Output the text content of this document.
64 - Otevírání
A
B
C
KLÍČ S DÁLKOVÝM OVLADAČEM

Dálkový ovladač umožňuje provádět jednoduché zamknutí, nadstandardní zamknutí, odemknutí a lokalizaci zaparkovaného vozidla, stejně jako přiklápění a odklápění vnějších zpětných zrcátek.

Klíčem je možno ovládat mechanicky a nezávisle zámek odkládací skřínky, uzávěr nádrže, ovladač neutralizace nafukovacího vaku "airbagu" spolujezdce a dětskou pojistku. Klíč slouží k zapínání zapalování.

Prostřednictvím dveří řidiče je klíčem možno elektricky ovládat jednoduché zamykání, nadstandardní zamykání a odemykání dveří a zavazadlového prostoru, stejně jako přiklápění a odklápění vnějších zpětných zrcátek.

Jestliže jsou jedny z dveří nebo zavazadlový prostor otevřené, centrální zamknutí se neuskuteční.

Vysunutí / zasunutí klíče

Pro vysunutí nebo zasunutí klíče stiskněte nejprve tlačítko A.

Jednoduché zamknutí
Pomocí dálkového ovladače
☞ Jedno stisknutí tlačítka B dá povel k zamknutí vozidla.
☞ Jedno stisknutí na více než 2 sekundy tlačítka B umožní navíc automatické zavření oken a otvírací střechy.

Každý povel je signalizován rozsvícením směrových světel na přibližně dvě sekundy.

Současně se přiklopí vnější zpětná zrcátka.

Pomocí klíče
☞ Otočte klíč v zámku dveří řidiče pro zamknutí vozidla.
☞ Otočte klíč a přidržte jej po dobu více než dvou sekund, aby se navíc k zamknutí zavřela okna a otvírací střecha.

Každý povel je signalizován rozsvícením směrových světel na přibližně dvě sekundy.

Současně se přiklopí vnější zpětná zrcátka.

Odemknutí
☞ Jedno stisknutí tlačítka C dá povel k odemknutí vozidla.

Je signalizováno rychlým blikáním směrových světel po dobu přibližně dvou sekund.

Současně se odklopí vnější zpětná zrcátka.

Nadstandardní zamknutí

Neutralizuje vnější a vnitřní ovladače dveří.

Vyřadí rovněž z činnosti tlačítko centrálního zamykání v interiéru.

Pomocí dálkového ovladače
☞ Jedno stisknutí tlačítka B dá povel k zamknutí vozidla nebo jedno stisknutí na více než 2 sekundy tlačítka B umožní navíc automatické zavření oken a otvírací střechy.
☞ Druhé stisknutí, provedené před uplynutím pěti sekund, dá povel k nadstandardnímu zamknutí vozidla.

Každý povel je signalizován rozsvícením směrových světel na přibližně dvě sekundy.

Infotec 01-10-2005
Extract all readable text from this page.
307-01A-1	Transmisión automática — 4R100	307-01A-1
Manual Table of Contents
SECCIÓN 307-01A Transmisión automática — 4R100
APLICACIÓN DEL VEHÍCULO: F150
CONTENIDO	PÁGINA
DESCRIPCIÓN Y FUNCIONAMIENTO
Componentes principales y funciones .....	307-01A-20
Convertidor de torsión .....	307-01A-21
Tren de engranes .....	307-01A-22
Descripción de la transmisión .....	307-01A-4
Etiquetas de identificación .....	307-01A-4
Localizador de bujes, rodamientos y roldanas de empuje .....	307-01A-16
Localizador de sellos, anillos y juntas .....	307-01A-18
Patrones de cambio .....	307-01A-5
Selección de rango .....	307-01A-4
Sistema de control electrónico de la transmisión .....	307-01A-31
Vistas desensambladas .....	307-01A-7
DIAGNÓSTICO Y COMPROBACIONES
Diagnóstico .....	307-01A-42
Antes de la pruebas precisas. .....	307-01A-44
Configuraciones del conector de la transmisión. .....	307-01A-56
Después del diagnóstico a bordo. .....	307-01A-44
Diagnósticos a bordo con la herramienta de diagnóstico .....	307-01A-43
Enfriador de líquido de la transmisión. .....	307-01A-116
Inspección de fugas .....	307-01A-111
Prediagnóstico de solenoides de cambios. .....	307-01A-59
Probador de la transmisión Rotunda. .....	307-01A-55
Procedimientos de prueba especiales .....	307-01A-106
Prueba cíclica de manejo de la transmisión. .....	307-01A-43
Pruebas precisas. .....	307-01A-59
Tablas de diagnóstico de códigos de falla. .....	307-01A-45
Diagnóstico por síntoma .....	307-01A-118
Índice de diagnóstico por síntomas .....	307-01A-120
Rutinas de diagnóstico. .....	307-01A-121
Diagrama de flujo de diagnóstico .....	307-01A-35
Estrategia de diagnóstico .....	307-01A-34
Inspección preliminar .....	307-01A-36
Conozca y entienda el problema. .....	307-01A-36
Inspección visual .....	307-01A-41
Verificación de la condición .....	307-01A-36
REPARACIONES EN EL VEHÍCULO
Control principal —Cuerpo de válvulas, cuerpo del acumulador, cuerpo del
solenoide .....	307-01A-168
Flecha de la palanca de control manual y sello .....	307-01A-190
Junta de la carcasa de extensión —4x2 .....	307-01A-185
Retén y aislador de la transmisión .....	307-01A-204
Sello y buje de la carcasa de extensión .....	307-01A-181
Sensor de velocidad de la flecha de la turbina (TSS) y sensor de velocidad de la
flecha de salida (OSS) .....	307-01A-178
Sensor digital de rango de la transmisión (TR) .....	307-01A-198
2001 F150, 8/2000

→ **Task prompt**: Copy every line in the records above that contains the word "Sensor".

→ **Exercise result**:
Sensor de velocidad de la flecha de la turbina (TSS) y sensor de velocidad de la
Sensor digital de rango de la transmisión (TR) .....	307-01A-198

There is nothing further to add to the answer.